• WORK INSTRUCTIONS: Search the material below for the word "Satisfaction". Copy every line that has it.

***

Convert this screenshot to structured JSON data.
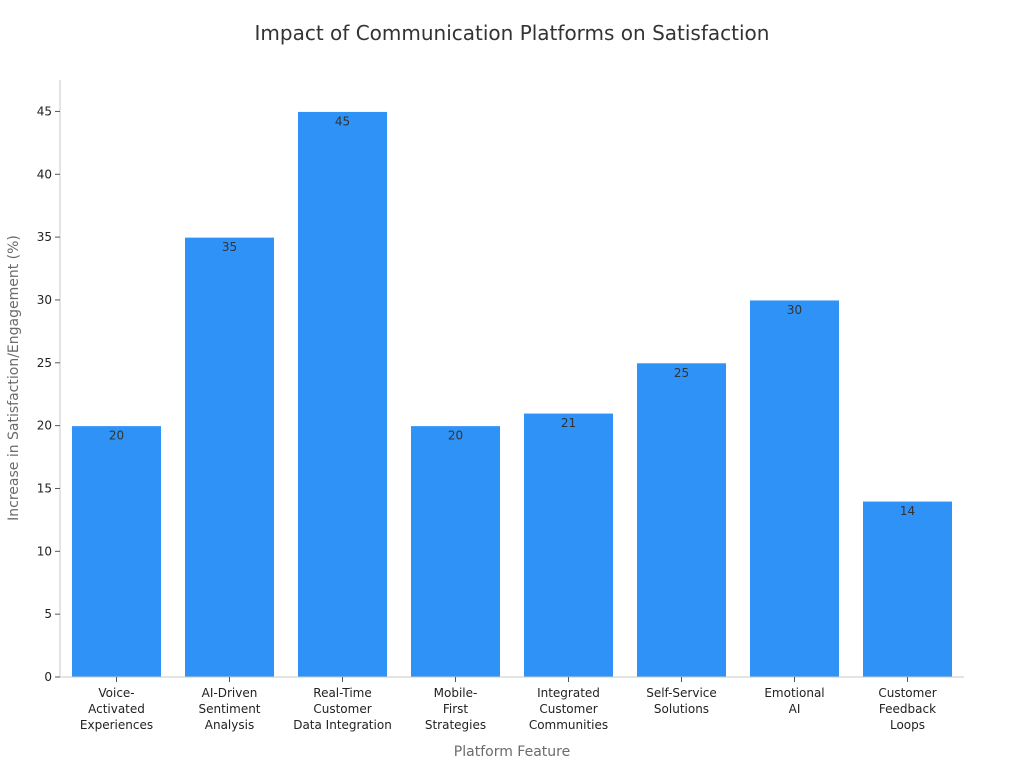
{
  "chart_data": {
    "type": "bar",
    "title": "Impact of Communication Platforms on Satisfaction",
    "xlabel": "Platform Feature",
    "ylabel": "Increase in Satisfaction/Engagement (%)",
    "ylim": [
      0,
      47.5
    ],
    "yticks": [
      0,
      5,
      10,
      15,
      20,
      25,
      30,
      35,
      40,
      45
    ],
    "categories": [
      [
        "Voice-",
        "Activated",
        "Experiences"
      ],
      [
        "AI-Driven",
        "Sentiment",
        "Analysis"
      ],
      [
        "Real-Time",
        "Customer",
        "Data Integration"
      ],
      [
        "Mobile-",
        "First",
        "Strategies"
      ],
      [
        "Integrated",
        "Customer",
        "Communities"
      ],
      [
        "Self-Service",
        "Solutions"
      ],
      [
        "Emotional",
        "AI"
      ],
      [
        "Customer",
        "Feedback",
        "Loops"
      ]
    ],
    "values": [
      20,
      35,
      45,
      20,
      21,
      25,
      30,
      14
    ],
    "bar_color": "#2f92f7",
    "grid": false,
    "legend": "none"
  }
}
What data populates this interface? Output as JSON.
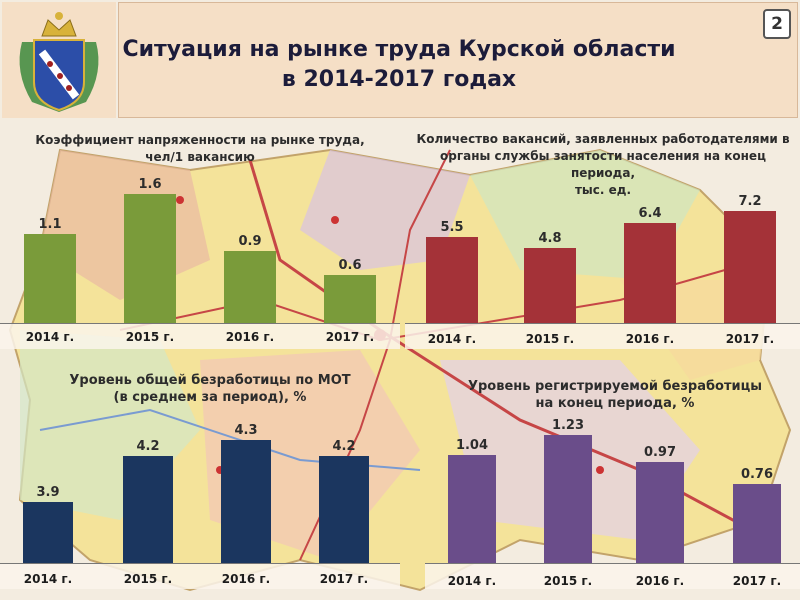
{
  "header": {
    "title_line1": "Ситуация на рынке труда Курской области",
    "title_line2": "в 2014-2017 годах",
    "page_number": "2"
  },
  "colors": {
    "green": "#7a9b3a",
    "red": "#a43238",
    "navy": "#1b365f",
    "purple": "#6a4d8a"
  },
  "chart_data": [
    {
      "id": "tension",
      "type": "bar",
      "title_line1": "Коэффициент напряженности на рынке труда,",
      "title_line2": "чел/1 вакансию",
      "categories": [
        "2014 г.",
        "2015 г.",
        "2016 г.",
        "2017 г."
      ],
      "values": [
        1.1,
        1.6,
        0.9,
        0.6
      ],
      "labels": [
        "1.1",
        "1.6",
        "0.9",
        "0.6"
      ],
      "ylim": [
        0,
        1.8
      ]
    },
    {
      "id": "vacancies",
      "type": "bar",
      "title_line1": "Количество вакансий, заявленных работодателями в",
      "title_line2": "органы службы занятости населения на конец периода,",
      "title_line3": "тыс. ед.",
      "categories": [
        "2014 г.",
        "2015 г.",
        "2016 г.",
        "2017 г."
      ],
      "values": [
        5.5,
        4.8,
        6.4,
        7.2
      ],
      "labels": [
        "5.5",
        "4.8",
        "6.4",
        "7.2"
      ],
      "ylim": [
        0,
        8
      ]
    },
    {
      "id": "ilo",
      "type": "bar",
      "title_line1": "Уровень общей безработицы по МОТ",
      "title_line2": "(в среднем за период), %",
      "categories": [
        "2014 г.",
        "2015 г.",
        "2016 г.",
        "2017 г."
      ],
      "values": [
        3.9,
        4.2,
        4.3,
        4.2
      ],
      "labels": [
        "3.9",
        "4.2",
        "4.3",
        "4.2"
      ],
      "ylim": [
        3.5,
        4.4
      ]
    },
    {
      "id": "registered",
      "type": "bar",
      "title_line1": "Уровень регистрируемой безработицы",
      "title_line2": "на конец периода, %",
      "categories": [
        "2014 г.",
        "2015 г.",
        "2016 г.",
        "2017 г."
      ],
      "values": [
        1.04,
        1.23,
        0.97,
        0.76
      ],
      "labels": [
        "1.04",
        "1.23",
        "0.97",
        "0.76"
      ],
      "ylim": [
        0,
        1.3
      ]
    }
  ]
}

***

• OUTPUT BELOW:
    "title": "Impact of Communication Platforms on Satisfaction",
    "ylabel": "Increase in Satisfaction/Engagement (%)",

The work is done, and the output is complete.